Answer with a single number, the count of lines holding the word "Hand".
· · · · · · ·
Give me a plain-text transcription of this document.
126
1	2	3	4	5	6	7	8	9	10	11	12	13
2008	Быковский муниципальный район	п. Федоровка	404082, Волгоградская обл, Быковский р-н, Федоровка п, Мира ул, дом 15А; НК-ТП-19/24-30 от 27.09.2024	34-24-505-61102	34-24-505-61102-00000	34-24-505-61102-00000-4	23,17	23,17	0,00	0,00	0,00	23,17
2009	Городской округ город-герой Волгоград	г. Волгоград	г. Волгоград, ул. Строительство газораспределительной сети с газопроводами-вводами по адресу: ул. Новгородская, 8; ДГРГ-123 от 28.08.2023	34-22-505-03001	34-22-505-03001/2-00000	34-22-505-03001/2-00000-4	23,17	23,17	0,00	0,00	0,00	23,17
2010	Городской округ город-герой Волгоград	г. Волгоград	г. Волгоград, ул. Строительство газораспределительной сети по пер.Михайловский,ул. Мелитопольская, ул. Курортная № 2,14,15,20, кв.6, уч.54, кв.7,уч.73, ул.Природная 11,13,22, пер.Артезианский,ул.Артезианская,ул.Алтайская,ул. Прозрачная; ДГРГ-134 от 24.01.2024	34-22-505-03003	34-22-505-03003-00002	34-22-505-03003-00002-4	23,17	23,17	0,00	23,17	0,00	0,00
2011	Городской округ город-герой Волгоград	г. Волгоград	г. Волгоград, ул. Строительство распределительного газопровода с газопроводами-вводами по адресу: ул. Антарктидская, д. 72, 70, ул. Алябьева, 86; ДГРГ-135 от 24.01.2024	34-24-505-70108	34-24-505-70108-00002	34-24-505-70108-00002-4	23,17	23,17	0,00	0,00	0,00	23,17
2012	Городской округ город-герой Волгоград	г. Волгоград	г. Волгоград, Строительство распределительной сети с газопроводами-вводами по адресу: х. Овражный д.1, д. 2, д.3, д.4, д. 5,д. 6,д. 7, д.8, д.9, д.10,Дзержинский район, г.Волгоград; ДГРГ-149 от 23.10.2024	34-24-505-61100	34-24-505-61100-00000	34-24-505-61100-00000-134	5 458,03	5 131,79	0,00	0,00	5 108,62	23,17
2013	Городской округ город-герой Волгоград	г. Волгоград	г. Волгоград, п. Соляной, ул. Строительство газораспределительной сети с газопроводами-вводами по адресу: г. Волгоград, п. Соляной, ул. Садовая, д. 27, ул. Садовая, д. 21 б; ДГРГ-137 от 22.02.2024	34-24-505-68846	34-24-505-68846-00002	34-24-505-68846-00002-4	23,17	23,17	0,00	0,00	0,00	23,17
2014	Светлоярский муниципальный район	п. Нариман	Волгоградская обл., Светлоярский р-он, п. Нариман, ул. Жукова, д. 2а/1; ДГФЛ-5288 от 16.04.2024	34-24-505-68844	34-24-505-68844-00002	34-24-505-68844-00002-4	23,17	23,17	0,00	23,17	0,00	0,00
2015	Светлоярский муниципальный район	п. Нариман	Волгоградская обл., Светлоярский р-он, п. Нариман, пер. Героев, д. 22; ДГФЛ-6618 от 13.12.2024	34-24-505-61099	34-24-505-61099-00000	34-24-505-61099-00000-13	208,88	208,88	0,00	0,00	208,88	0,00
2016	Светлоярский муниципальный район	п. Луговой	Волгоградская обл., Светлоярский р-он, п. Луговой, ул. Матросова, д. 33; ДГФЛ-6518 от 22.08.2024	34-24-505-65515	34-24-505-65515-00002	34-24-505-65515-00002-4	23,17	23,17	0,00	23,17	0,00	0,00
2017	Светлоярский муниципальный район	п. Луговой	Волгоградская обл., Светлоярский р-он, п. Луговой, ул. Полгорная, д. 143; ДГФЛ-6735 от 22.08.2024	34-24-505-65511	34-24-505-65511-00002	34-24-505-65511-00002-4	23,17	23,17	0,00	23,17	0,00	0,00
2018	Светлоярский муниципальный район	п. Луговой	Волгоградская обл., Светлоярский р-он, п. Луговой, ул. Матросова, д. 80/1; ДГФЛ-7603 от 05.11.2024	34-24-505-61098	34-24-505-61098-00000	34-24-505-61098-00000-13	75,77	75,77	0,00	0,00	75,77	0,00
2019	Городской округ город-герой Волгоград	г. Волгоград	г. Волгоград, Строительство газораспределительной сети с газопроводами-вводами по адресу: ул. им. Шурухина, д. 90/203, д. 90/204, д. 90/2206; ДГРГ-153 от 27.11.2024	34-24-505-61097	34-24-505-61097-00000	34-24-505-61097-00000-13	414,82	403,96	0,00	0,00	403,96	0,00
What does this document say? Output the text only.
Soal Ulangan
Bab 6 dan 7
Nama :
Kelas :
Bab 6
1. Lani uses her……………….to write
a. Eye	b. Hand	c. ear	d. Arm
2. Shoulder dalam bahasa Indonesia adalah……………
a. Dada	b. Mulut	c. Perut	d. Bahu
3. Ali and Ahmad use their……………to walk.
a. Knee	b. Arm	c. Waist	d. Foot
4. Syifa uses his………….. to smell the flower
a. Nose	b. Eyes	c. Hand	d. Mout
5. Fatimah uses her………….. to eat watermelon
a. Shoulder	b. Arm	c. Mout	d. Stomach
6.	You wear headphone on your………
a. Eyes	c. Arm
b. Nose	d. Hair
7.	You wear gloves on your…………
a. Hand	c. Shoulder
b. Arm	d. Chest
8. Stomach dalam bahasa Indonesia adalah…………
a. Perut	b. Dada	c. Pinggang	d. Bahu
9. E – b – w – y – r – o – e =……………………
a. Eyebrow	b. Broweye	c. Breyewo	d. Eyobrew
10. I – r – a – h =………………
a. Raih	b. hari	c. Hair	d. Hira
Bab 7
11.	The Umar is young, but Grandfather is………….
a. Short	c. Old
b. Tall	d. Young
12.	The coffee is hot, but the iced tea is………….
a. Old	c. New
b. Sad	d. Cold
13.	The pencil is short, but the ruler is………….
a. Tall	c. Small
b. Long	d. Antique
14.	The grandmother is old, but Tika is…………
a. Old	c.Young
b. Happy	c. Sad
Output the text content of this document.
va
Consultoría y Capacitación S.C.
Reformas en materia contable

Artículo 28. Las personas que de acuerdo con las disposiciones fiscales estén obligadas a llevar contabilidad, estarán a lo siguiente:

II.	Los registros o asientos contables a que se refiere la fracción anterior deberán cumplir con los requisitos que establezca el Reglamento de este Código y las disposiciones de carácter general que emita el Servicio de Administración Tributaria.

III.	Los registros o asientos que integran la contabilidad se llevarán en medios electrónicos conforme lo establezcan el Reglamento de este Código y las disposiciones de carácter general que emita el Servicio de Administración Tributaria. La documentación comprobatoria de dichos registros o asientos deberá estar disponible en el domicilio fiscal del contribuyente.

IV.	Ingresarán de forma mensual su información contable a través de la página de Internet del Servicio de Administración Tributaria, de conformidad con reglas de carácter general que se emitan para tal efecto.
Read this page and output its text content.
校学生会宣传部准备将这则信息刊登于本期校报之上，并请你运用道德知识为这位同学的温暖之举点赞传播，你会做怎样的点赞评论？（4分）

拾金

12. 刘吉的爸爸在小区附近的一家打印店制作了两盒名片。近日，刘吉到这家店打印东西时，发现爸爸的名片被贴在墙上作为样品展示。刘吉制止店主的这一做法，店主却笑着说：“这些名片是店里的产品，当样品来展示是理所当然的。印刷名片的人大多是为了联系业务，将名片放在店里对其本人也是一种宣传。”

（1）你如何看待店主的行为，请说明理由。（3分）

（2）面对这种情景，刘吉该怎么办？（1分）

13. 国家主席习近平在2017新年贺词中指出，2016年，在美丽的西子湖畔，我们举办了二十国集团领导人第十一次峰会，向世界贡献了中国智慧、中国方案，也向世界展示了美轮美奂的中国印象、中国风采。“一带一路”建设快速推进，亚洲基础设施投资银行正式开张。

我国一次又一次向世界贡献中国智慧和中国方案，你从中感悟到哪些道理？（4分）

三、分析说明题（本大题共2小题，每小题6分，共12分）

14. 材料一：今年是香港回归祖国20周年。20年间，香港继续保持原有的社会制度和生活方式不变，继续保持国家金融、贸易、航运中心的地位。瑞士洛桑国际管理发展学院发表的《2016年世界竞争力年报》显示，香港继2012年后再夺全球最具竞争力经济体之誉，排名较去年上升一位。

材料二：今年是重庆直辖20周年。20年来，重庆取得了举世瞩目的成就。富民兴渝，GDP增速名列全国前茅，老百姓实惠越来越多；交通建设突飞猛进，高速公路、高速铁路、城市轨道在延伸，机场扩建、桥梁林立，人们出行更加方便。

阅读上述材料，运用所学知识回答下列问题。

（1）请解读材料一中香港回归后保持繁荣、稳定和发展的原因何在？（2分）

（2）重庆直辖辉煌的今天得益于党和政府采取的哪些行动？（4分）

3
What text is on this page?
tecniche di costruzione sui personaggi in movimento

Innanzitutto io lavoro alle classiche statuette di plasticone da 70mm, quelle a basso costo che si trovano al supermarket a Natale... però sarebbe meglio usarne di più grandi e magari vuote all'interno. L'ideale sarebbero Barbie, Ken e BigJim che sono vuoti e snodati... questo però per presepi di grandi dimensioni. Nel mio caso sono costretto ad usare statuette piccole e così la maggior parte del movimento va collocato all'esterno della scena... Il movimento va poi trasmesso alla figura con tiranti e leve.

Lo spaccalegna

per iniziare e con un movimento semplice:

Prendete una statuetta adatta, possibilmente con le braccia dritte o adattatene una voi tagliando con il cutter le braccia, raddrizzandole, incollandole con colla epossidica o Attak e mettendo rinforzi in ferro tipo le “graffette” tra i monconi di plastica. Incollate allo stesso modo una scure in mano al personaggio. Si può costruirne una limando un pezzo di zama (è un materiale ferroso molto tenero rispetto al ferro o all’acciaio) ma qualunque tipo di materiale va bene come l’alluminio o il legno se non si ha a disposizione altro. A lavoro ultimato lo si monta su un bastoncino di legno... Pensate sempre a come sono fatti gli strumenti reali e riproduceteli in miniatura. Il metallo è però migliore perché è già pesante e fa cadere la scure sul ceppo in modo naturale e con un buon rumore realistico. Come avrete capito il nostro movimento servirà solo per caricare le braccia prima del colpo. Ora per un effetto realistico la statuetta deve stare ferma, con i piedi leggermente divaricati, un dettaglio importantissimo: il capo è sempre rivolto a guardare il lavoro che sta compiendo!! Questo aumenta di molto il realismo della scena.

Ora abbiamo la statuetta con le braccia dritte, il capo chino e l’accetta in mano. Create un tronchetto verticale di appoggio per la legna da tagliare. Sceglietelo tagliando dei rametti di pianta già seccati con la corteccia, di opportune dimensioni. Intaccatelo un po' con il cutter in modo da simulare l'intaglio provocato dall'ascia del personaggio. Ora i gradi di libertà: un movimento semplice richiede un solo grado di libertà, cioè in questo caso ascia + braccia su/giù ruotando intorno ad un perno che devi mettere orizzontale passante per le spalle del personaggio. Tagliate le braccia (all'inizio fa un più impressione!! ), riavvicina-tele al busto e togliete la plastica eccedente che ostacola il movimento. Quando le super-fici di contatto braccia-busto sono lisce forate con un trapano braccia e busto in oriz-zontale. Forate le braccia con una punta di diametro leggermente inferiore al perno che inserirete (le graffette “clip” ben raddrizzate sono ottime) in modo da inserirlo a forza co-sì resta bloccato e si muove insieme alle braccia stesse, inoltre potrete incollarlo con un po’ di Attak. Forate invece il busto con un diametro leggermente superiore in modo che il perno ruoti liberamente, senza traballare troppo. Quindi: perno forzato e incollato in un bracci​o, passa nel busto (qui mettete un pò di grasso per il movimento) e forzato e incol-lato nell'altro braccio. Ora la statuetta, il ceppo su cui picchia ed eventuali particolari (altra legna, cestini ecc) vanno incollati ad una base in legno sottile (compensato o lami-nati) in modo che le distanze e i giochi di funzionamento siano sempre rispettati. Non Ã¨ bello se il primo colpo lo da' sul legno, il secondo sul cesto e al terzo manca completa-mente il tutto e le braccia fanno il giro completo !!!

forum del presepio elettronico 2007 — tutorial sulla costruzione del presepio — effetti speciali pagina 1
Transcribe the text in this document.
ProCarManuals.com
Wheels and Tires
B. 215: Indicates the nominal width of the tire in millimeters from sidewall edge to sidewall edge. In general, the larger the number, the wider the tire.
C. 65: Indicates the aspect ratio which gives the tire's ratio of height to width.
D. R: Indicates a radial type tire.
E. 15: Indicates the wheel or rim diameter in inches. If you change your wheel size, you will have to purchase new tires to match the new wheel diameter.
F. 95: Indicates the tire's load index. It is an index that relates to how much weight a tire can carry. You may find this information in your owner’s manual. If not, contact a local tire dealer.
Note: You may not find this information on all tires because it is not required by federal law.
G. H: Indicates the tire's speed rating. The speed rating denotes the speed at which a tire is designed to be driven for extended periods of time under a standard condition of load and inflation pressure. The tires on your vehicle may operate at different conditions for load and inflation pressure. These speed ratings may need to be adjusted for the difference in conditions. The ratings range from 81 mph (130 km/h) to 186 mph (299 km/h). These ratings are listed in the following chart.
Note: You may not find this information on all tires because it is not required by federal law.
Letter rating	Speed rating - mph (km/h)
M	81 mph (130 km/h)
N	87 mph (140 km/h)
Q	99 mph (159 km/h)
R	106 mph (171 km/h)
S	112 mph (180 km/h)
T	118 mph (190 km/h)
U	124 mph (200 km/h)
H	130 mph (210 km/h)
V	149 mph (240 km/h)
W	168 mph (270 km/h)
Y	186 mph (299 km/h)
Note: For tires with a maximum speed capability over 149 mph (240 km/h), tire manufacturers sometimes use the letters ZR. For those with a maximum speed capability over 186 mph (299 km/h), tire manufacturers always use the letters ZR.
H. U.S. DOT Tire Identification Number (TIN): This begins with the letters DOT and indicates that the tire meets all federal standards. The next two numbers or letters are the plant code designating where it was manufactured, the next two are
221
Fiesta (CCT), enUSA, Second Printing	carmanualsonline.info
· · · · · · ·
**TASK RESULT**
3